Aim: Go through the lines below. Copy those with "this".

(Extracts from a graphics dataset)
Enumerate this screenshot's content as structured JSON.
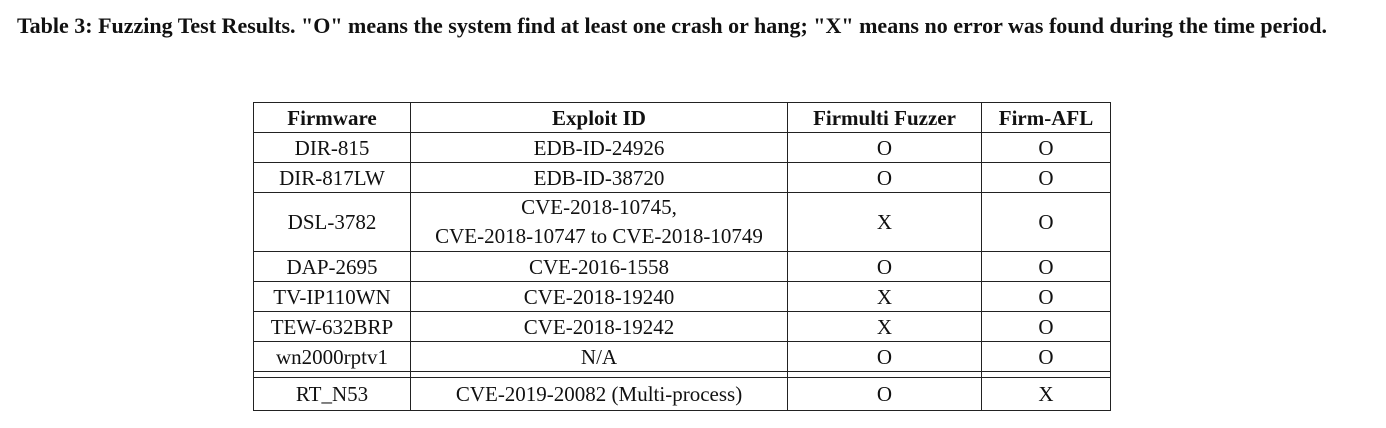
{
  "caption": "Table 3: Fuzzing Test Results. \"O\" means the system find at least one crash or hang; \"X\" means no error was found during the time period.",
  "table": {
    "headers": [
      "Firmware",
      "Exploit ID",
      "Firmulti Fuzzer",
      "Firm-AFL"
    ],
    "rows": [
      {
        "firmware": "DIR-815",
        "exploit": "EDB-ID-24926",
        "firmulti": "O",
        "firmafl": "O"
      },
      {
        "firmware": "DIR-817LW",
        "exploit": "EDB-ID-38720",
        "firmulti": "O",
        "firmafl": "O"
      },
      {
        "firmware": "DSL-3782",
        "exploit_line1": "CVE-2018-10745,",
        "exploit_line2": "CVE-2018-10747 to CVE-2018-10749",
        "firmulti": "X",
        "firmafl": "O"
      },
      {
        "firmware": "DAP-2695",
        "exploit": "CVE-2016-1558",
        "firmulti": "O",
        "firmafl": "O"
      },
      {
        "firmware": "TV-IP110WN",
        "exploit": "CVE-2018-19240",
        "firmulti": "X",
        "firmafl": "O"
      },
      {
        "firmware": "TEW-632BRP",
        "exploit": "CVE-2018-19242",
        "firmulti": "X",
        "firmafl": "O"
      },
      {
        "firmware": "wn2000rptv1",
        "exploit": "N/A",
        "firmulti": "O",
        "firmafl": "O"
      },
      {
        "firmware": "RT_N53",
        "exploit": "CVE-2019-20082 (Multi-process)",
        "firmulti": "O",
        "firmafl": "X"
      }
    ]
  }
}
* * *
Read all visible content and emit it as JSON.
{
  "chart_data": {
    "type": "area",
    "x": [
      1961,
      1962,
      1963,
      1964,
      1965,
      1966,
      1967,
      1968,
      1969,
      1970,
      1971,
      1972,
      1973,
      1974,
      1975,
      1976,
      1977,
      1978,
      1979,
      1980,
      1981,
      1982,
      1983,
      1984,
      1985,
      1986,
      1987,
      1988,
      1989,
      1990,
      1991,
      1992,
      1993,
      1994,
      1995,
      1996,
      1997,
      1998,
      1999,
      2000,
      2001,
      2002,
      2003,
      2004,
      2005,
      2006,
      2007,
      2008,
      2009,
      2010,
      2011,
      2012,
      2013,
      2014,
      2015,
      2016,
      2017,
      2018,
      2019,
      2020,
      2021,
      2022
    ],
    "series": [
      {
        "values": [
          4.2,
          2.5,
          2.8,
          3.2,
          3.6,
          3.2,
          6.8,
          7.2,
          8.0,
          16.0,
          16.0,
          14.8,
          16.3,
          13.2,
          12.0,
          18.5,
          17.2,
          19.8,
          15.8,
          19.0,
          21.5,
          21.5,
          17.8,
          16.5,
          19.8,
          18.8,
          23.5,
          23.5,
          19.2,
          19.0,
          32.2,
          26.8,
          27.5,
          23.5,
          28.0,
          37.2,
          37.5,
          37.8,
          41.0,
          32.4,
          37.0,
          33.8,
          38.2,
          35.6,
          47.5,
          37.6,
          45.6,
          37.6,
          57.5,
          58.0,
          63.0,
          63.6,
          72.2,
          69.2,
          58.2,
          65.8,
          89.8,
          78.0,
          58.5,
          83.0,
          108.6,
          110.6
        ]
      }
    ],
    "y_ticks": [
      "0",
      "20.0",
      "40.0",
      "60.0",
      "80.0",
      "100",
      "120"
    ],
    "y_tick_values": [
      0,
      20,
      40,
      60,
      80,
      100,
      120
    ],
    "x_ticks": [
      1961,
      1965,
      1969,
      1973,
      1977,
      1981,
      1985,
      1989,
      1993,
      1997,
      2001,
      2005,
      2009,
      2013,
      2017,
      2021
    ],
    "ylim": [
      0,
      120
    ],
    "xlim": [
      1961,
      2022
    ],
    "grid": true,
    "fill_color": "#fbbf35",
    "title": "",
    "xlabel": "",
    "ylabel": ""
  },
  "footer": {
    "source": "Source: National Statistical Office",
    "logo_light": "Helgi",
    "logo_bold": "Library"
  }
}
--
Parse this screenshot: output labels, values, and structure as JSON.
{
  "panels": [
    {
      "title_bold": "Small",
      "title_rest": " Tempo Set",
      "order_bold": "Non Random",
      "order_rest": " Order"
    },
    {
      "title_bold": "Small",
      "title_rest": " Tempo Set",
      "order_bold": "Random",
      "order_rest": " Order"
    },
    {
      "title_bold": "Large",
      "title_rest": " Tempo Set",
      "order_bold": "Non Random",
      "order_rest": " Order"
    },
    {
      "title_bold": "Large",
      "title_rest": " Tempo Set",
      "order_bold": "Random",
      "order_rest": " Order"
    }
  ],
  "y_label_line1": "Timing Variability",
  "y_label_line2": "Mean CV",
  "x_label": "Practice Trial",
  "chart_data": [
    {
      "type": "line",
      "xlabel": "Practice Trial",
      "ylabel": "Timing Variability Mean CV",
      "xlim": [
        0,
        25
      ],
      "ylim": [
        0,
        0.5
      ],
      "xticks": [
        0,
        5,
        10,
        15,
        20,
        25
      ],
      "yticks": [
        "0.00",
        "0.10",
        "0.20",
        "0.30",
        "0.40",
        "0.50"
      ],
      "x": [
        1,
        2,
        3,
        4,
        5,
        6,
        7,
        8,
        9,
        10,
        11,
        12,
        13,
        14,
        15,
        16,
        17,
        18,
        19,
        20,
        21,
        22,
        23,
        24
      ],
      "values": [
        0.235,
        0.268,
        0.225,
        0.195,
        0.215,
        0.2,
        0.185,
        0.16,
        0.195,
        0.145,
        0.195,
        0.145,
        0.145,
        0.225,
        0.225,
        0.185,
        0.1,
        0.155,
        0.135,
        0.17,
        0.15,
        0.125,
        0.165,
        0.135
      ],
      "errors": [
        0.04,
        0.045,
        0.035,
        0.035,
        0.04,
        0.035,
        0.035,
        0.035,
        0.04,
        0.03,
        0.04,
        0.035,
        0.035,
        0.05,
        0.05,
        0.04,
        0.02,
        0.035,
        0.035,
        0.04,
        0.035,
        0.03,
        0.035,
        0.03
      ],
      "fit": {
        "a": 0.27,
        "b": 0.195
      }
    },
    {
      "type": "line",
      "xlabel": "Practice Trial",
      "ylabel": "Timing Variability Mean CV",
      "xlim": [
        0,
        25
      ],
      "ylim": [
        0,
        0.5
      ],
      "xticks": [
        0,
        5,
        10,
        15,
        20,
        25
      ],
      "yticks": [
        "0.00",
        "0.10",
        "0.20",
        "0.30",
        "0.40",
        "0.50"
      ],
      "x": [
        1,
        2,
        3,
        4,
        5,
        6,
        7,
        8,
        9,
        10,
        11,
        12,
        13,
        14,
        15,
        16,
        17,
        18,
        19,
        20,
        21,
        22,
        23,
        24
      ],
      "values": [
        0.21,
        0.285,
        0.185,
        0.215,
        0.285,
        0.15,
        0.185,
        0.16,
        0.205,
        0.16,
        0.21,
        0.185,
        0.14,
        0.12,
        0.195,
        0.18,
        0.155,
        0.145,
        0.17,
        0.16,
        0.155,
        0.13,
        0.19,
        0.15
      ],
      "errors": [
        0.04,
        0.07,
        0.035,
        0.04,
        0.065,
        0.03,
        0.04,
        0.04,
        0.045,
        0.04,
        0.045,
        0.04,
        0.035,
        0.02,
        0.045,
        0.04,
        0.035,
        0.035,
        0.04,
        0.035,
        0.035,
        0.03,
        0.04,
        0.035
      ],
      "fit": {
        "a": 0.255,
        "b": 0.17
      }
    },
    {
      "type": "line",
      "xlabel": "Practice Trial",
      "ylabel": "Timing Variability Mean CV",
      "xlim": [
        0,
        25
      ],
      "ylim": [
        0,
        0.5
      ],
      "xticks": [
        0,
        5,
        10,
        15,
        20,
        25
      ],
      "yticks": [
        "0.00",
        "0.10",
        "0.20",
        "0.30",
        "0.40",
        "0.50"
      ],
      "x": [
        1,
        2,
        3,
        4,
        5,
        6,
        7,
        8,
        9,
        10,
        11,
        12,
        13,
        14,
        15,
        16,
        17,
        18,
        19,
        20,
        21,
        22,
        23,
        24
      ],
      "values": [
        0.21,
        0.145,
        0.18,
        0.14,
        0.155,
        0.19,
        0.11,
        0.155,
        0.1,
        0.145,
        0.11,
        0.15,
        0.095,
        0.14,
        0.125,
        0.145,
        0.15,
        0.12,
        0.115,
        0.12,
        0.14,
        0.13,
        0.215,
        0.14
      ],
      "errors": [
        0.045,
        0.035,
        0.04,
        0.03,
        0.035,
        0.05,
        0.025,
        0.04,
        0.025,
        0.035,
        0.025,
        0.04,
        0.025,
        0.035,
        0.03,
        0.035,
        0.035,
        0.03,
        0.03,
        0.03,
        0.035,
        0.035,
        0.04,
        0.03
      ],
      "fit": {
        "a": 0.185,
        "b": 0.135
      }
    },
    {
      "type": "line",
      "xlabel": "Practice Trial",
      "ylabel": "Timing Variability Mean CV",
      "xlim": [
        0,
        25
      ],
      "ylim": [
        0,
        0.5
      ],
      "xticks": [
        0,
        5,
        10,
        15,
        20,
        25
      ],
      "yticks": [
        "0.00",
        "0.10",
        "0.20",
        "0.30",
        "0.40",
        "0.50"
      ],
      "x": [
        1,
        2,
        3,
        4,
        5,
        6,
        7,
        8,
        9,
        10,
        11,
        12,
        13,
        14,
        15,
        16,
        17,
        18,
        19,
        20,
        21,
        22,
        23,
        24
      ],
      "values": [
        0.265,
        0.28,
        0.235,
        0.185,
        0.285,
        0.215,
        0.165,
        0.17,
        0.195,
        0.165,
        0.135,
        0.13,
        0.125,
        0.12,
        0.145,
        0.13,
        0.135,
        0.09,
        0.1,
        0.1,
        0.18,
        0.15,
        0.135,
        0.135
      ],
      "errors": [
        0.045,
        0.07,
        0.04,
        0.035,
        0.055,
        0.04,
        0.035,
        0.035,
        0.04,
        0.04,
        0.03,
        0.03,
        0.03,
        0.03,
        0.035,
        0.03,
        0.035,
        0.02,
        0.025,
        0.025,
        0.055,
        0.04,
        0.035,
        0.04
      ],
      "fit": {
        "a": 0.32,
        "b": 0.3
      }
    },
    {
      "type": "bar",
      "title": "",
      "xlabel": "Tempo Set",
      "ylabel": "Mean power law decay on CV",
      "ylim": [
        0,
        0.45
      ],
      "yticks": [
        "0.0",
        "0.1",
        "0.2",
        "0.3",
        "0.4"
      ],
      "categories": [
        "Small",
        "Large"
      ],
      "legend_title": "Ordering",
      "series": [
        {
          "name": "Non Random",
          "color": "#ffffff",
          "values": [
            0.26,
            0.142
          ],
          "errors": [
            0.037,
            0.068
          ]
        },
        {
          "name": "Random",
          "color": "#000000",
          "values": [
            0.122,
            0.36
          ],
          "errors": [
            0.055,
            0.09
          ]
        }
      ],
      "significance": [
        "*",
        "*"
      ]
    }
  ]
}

Final answer:
Enumerate this screenshot's content as structured JSON.
Parse this screenshot: output labels, values, and structure as JSON.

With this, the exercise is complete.